Stored records
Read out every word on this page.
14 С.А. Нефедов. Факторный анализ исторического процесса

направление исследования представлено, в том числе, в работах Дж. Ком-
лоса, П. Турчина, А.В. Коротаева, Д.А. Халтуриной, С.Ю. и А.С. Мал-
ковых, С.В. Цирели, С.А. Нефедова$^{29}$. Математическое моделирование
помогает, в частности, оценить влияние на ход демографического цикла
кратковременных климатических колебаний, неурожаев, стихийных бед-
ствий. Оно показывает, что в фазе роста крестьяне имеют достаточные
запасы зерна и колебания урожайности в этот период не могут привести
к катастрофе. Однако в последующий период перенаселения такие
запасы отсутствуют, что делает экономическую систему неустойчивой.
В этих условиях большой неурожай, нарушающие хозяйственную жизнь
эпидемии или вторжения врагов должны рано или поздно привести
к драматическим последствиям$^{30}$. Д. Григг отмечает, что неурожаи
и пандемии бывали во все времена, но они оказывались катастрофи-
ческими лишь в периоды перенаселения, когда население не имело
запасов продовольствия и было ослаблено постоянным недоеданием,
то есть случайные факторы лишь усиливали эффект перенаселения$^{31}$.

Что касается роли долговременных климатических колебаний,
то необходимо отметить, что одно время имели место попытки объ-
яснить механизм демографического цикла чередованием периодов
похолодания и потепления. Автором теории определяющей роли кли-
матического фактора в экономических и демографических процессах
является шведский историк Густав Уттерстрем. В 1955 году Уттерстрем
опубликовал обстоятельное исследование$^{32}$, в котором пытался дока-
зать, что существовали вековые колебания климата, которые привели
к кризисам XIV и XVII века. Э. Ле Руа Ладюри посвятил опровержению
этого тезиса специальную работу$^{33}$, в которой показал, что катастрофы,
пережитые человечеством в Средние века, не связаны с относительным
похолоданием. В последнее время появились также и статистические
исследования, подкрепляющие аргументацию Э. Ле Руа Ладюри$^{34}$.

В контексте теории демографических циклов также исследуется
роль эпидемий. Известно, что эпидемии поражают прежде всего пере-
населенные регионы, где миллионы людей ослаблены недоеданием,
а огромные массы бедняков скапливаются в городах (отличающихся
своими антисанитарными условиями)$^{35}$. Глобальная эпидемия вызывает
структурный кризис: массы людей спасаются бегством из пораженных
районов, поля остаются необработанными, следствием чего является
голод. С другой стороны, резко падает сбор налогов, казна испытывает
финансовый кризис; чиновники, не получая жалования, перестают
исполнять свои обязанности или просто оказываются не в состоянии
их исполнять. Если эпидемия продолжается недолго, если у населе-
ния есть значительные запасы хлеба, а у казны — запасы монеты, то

**Prompt**: Word for word, write out the data.

**Exercise answer**:
Read out every word on this page.
14 С.А. Нефедов. Факторный анализ исторического процесса

направление исследования представлено, в том числе, в работах Дж. Ком-
лоса, П. Турчина, А.В. Коротаева, Д.А. Халтуриной, С.Ю. и А.С. Мал-
ковых, С.В. Цирели, С.А. Нефедова$^{29}$. Математическое моделирование
помогает, в частности, оценить влияние на ход демографического цикла
кратковременных климатических колебаний, неурожаев, стихийных бед-
ствий. Оно показывает, что в фазе роста крестьяне имеют достаточные
запасы зерна и колебания урожайности в этот период не могут привести
к катастрофе. Однако в последующий период перенаселения такие
запасы отсутствуют, что делает экономическую систему неустойчивой.
В этих условиях большой неурожай, нарушающие хозяйственную жизнь
эпидемии или вторжения врагов должны рано или поздно привести
к драматическим последствиям$^{30}$. Д. Григг отмечает, что неурожаи
и пандемии бывали во все времена, но они оказывались катастрофи-
ческими лишь в периоды перенаселения, когда население не имело
запасов продовольствия и было ослаблено постоянным недоеданием,
то есть случайные факторы лишь усиливали эффект перенаселения$^{31}$.

Что касается роли долговременных климатических колебаний,
то необходимо отметить, что одно время имели место попытки объ-
яснить механизм демографического цикла чередованием периодов
похолодания и потепления. Автором теории определяющей роли кли-
матического фактора в экономических и демографических процессах
является шведский историк Густав Уттерстрем. В 1955 году Уттерстрем
опубликовал обстоятельное исследование$^{32}$, в котором пытался дока-
зать, что существовали вековые колебания климата, которые привели
к кризисам XIV и XVII века. Э. Ле Руа Ладюри посвятил опровержению
этого тезиса специальную работу$^{33}$, в которой показал, что катастрофы,
пережитые человечеством в Средние века, не связаны с относительным
похолоданием. В последнее время появились также и статистические
исследования, подкрепляющие аргументацию Э. Ле Руа Ладюри$^{34}$.

В контексте теории демографических циклов также исследуется
роль эпидемий. Известно, что эпидемии поражают прежде всего пере-
населенные регионы, где миллионы людей ослаблены недоеданием,
а огромные массы бедняков скапливаются в городах (отличающихся
своими антисанитарными условиями)$^{35}$. Глобальная эпидемия вызывает
структурный кризис: массы людей спасаются бегством из пораженных
районов, поля остаются необработанными, следствием чего является
голод. С другой стороны, резко падает сбор налогов, казна испытывает
финансовый кризис; чиновники, не получая жалования, перестают
исполнять свои обязанности или просто оказываются не в состоянии
их исполнять. Если эпидемия продолжается недолго, если у населе-
ния есть значительные запасы хлеба, а у казны — запасы монеты, то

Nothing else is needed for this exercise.